The data:
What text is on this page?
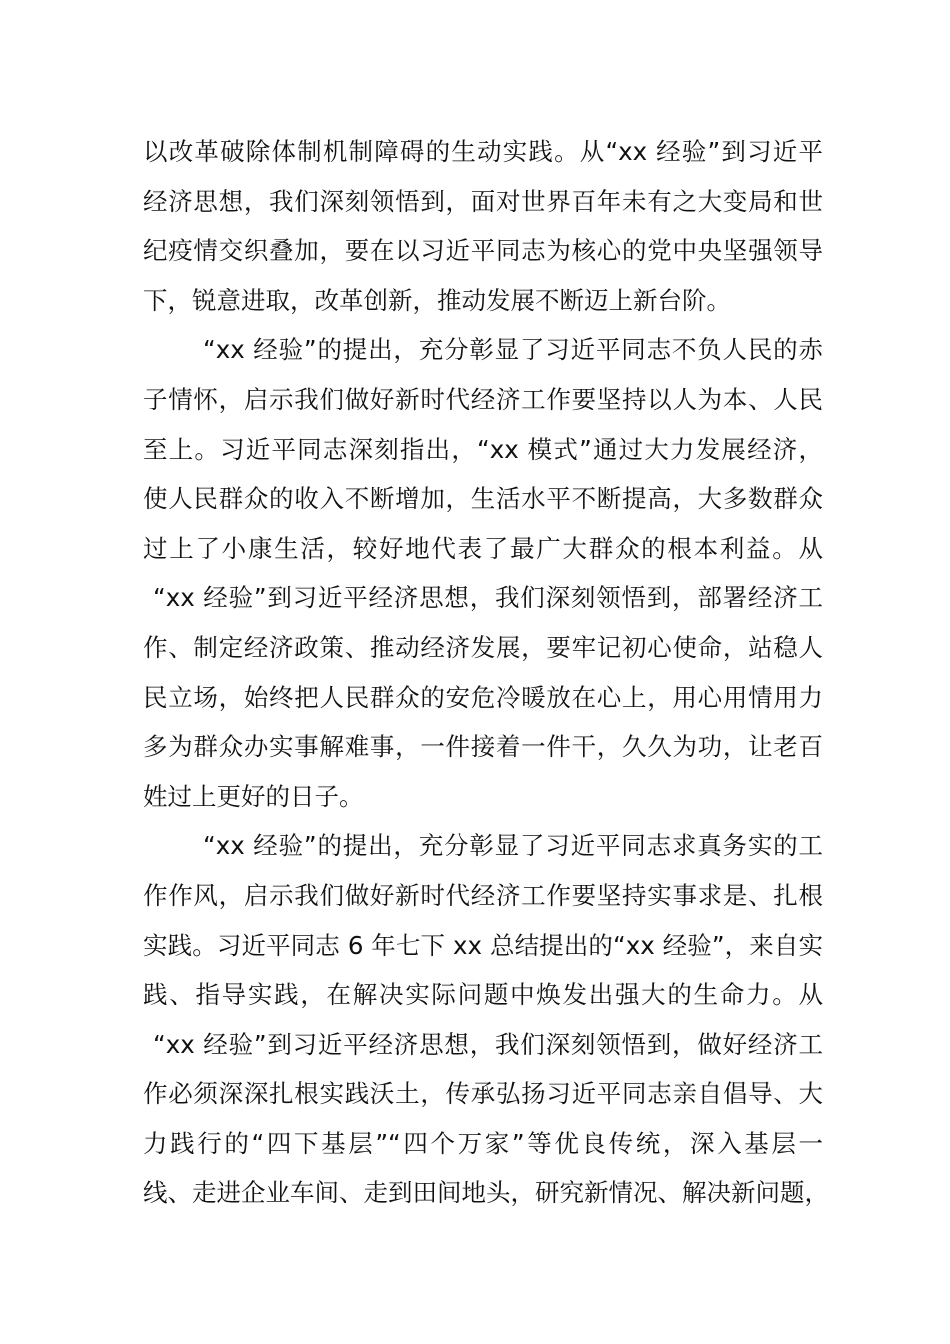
以改革破除体制机制障碍的生动实践。从“xx 经验”到习近平
经济思想，我们深刻领悟到，面对世界百年未有之大变局和世
纪疫情交织叠加，要在以习近平同志为核心的党中央坚强领导
下，锐意进取，改革创新，推动发展不断迈上新台阶。
“xx 经验”的提出，充分彰显了习近平同志不负人民的赤
子情怀，启示我们做好新时代经济工作要坚持以人为本、人民
至上。习近平同志深刻指出，“xx 模式”通过大力发展经济，
使人民群众的收入不断增加，生活水平不断提高，大多数群众
过上了小康生活，较好地代表了最广大群众的根本利益。从
“xx 经验”到习近平经济思想，我们深刻领悟到，部署经济工
作、制定经济政策、推动经济发展，要牢记初心使命，站稳人
民立场，始终把人民群众的安危冷暖放在心上，用心用情用力
多为群众办实事解难事，一件接着一件干，久久为功，让老百
姓过上更好的日子。
“xx 经验”的提出，充分彰显了习近平同志求真务实的工
作作风，启示我们做好新时代经济工作要坚持实事求是、扎根
实践。习近平同志 6 年七下 xx 总结提出的“xx 经验”，来自实
践、指导实践，在解决实际问题中焕发出强大的生命力。从
“xx 经验”到习近平经济思想，我们深刻领悟到，做好经济工
作必须深深扎根实践沃土，传承弘扬习近平同志亲自倡导、大
力践行的“四下基层”“四个万家”等优良传统，深入基层一
线、走进企业车间、走到田间地头，研究新情况、解决新问题，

Your objective: In the entries above, find every line holding the word "我们深刻领悟到" and copy it out.

Task answer:
经济思想，我们深刻领悟到，面对世界百年未有之大变局和世
“xx 经验”到习近平经济思想，我们深刻领悟到，部署经济工
“xx 经验”到习近平经济思想，我们深刻领悟到，做好经济工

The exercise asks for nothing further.